GOAL
Your answer should be a single number: the count of lines containing "beträgt".

EXERCISE MATERIAL
━━━━━━━━━━━━━━━━━━━━━━━━━━━━━━

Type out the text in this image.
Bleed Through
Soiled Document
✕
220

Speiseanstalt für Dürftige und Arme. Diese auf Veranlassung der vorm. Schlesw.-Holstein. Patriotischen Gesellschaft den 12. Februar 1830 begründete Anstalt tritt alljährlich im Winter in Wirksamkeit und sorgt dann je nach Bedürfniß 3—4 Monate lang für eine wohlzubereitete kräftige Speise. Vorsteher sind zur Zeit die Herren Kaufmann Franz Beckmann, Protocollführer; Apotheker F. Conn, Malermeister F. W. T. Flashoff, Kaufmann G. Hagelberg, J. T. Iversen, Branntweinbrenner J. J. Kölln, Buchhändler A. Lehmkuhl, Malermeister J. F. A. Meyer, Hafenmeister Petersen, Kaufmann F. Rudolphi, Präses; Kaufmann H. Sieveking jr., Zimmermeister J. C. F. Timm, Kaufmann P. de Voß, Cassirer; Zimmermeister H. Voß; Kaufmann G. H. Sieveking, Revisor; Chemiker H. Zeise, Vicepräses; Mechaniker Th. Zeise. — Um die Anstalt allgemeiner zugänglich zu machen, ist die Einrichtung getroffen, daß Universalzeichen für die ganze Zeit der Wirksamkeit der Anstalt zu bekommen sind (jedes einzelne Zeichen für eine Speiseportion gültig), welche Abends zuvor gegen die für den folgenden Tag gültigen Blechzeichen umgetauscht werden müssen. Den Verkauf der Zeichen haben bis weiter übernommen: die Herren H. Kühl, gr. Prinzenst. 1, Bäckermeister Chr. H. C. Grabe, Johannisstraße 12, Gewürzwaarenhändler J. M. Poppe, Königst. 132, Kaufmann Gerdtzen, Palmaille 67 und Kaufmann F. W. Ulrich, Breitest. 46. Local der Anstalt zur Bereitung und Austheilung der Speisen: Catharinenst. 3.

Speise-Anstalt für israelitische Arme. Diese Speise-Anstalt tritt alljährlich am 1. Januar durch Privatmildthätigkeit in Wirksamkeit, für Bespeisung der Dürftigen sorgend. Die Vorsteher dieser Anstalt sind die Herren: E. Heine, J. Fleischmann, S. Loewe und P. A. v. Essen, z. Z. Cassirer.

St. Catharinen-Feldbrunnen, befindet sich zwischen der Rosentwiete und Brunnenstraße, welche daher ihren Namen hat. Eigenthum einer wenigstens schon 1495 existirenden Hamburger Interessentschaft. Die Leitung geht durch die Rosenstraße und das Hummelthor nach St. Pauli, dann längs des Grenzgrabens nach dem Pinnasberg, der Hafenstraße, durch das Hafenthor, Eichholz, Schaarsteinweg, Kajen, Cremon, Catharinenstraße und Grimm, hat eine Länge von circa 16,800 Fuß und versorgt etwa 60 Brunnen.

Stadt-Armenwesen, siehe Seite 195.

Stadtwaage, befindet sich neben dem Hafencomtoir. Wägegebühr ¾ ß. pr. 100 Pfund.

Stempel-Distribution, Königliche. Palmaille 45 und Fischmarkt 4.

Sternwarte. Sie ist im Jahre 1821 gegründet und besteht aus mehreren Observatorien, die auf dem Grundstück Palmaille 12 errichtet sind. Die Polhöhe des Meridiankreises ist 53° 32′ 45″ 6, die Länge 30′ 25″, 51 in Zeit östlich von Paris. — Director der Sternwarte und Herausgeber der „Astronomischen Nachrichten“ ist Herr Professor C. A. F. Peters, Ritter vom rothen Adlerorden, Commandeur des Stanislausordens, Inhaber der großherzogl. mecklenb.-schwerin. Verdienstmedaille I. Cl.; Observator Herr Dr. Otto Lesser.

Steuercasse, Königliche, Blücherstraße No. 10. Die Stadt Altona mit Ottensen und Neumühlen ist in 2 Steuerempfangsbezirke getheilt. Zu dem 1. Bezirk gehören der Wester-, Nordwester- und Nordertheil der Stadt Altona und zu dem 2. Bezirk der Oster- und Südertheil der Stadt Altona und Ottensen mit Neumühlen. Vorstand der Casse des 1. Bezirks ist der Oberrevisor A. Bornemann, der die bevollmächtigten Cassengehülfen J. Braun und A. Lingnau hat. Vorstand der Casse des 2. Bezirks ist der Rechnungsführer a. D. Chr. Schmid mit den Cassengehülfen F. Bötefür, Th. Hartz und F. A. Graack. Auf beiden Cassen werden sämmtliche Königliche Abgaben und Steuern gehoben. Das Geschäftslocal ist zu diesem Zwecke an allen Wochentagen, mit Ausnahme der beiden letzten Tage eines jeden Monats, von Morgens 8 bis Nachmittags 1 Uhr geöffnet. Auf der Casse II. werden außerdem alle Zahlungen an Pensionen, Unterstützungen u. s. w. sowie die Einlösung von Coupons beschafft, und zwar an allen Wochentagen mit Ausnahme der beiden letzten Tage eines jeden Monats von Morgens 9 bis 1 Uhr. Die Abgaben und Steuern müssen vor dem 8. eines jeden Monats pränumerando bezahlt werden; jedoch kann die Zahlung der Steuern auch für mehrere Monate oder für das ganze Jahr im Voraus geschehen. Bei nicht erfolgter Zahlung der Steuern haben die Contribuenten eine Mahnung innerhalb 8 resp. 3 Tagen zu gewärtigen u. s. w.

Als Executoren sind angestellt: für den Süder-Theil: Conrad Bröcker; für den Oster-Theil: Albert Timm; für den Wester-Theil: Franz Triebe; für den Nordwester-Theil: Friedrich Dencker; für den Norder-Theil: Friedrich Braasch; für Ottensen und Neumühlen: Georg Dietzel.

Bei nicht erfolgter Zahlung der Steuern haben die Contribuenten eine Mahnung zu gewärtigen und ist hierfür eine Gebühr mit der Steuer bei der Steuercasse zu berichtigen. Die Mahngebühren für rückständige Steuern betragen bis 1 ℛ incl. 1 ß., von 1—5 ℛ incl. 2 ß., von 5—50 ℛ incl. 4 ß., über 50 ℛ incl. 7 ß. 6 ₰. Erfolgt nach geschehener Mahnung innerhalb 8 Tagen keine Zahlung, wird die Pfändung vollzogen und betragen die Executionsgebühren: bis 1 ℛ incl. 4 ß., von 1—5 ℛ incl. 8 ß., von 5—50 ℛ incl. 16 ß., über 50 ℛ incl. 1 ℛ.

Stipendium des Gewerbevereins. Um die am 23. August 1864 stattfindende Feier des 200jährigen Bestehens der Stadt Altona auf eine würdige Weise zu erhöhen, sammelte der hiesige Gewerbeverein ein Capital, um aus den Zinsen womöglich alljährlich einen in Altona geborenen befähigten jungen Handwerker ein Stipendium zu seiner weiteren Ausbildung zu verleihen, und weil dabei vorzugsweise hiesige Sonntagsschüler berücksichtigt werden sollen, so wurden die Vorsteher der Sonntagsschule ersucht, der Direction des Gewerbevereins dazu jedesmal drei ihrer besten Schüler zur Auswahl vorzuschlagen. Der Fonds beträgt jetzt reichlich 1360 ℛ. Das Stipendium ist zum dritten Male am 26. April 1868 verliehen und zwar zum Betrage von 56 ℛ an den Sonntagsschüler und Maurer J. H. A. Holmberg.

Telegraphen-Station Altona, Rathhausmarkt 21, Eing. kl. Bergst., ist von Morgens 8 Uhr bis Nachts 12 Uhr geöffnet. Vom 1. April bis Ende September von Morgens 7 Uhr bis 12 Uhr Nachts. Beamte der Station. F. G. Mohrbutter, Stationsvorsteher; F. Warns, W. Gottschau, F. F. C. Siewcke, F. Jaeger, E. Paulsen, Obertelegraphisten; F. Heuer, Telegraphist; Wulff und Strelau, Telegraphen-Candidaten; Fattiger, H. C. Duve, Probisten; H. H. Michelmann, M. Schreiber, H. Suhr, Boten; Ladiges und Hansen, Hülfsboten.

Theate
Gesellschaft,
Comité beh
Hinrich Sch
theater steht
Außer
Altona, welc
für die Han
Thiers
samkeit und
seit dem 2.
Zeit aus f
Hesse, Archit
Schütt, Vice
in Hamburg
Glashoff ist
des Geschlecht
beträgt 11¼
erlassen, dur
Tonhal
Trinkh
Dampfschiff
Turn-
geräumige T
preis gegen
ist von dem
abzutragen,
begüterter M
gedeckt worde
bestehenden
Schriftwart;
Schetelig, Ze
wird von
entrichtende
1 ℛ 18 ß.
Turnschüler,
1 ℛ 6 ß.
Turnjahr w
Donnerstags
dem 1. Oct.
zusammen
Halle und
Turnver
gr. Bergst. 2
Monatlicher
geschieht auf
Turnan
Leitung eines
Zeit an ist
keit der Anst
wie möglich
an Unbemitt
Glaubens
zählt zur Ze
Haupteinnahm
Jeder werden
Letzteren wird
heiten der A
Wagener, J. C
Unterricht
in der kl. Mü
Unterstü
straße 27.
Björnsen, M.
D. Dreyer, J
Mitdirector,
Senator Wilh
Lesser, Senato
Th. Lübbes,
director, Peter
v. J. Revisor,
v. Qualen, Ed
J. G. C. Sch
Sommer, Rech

━━━━━━━━━━━━━━━━━━━━━━━━━━━━━━

EXERCISE RESPONSE
2